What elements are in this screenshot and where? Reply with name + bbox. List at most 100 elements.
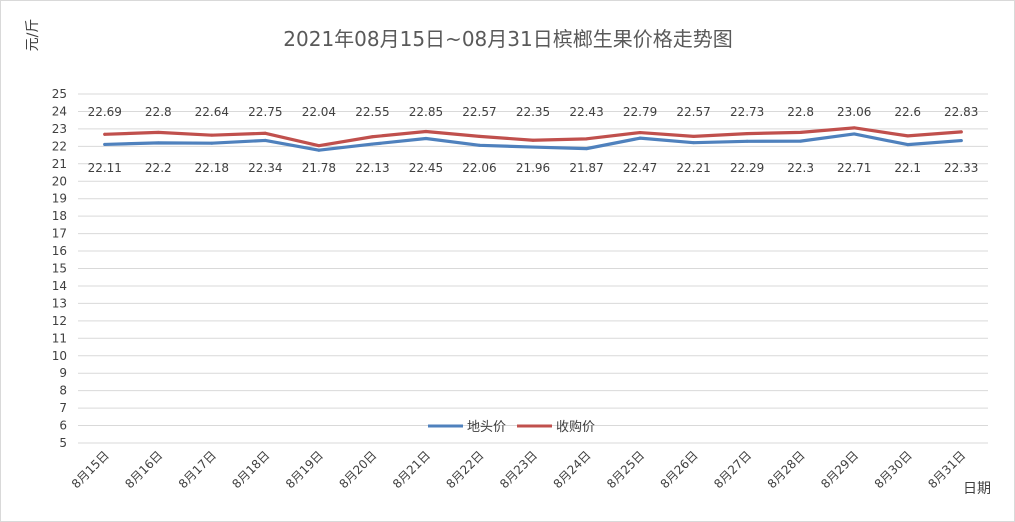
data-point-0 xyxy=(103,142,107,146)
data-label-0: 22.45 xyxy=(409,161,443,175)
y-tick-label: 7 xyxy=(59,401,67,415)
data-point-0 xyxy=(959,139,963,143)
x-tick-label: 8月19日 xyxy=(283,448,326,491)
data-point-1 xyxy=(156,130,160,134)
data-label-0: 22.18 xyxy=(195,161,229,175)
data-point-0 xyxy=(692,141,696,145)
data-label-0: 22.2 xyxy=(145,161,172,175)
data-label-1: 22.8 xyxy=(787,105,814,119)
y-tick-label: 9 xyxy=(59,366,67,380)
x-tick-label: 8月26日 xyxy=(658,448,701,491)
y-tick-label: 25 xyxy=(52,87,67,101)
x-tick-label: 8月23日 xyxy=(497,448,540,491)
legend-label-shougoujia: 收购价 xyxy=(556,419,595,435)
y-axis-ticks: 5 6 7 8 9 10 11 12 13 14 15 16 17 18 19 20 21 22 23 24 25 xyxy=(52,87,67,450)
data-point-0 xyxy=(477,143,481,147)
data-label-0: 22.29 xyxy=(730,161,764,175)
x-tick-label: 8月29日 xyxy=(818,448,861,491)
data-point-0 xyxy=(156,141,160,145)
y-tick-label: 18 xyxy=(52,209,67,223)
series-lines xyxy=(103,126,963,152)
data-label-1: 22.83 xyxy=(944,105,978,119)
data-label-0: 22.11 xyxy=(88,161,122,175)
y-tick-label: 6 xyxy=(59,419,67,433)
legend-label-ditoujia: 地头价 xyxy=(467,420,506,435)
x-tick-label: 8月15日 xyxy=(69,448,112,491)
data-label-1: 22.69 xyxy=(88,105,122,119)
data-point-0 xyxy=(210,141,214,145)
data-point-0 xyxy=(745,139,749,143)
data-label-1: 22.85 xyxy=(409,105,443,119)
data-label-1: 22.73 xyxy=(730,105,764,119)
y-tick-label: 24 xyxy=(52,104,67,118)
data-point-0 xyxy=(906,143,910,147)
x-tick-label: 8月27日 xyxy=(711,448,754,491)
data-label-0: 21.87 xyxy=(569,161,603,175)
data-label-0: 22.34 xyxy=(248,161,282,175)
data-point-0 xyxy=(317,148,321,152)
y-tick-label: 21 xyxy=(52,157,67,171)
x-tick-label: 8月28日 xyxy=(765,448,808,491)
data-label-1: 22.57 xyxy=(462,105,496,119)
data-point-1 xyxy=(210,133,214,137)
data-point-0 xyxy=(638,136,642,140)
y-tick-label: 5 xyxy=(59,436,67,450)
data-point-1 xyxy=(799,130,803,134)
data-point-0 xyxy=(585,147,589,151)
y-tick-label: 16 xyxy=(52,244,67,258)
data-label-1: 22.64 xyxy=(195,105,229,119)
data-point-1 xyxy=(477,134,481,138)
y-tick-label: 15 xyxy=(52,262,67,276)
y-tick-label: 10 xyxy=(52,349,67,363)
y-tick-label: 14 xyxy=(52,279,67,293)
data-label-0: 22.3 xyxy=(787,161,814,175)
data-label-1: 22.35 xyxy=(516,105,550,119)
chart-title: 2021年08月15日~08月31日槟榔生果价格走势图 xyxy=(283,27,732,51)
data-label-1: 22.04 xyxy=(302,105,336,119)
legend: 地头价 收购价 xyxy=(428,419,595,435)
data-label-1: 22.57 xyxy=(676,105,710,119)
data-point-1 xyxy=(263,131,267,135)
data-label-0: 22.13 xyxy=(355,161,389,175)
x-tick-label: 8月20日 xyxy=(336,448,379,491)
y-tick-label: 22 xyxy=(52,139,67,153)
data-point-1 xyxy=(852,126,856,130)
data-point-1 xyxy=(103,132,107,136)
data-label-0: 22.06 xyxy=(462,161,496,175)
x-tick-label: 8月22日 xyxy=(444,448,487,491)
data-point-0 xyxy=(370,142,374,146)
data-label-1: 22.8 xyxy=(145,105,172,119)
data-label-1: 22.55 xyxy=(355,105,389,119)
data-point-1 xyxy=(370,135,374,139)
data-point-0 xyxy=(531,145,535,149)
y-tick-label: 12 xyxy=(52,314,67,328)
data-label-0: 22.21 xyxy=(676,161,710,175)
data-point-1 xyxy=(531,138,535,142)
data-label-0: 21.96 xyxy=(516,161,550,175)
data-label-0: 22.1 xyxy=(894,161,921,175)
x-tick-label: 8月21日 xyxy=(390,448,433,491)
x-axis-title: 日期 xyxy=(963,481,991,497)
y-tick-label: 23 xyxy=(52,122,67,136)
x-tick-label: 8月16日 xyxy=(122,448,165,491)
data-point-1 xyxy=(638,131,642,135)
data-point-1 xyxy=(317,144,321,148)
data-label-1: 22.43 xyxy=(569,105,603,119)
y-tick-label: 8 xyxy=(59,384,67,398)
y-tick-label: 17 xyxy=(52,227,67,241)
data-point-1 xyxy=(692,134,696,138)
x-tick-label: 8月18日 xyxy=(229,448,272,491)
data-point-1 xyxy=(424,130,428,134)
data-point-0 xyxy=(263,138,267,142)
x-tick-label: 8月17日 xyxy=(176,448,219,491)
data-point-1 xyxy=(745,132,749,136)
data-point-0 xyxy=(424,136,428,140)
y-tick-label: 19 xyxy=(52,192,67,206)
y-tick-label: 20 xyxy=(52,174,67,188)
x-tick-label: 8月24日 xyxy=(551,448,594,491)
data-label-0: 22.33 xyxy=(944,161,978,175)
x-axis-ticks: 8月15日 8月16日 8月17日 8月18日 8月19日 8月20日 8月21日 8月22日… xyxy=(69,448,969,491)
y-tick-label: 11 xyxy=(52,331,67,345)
...
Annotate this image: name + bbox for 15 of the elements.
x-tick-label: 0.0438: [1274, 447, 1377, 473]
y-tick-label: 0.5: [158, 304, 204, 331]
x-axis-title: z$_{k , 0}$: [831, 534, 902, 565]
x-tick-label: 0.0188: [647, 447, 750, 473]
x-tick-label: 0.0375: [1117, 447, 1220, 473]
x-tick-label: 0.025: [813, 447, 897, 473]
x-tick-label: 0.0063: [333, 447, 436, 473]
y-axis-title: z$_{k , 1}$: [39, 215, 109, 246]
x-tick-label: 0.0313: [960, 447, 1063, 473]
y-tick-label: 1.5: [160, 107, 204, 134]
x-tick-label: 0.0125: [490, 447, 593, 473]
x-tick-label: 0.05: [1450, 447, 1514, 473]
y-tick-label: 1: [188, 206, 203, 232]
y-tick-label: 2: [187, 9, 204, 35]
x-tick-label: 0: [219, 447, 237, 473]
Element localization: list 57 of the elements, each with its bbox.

_Your objective_.
Return, unchanged, the lines of the listing starting with the line that contains "data-point-0 xyxy=(103,142,107,146)" and going on through the line that contains "data-label-1: 22.8 xyxy=(787,105,814,119)", both included.

_Worked answer_.
data-point-0 xyxy=(103,142,107,146)
data-label-0: 22.45 xyxy=(409,161,443,175)
y-tick-label: 7 xyxy=(59,401,67,415)
data-point-0 xyxy=(959,139,963,143)
x-tick-label: 8月19日 xyxy=(283,448,326,491)
data-point-1 xyxy=(156,130,160,134)
data-label-0: 22.18 xyxy=(195,161,229,175)
data-point-0 xyxy=(692,141,696,145)
data-label-0: 22.2 xyxy=(145,161,172,175)
data-label-1: 22.8 xyxy=(787,105,814,119)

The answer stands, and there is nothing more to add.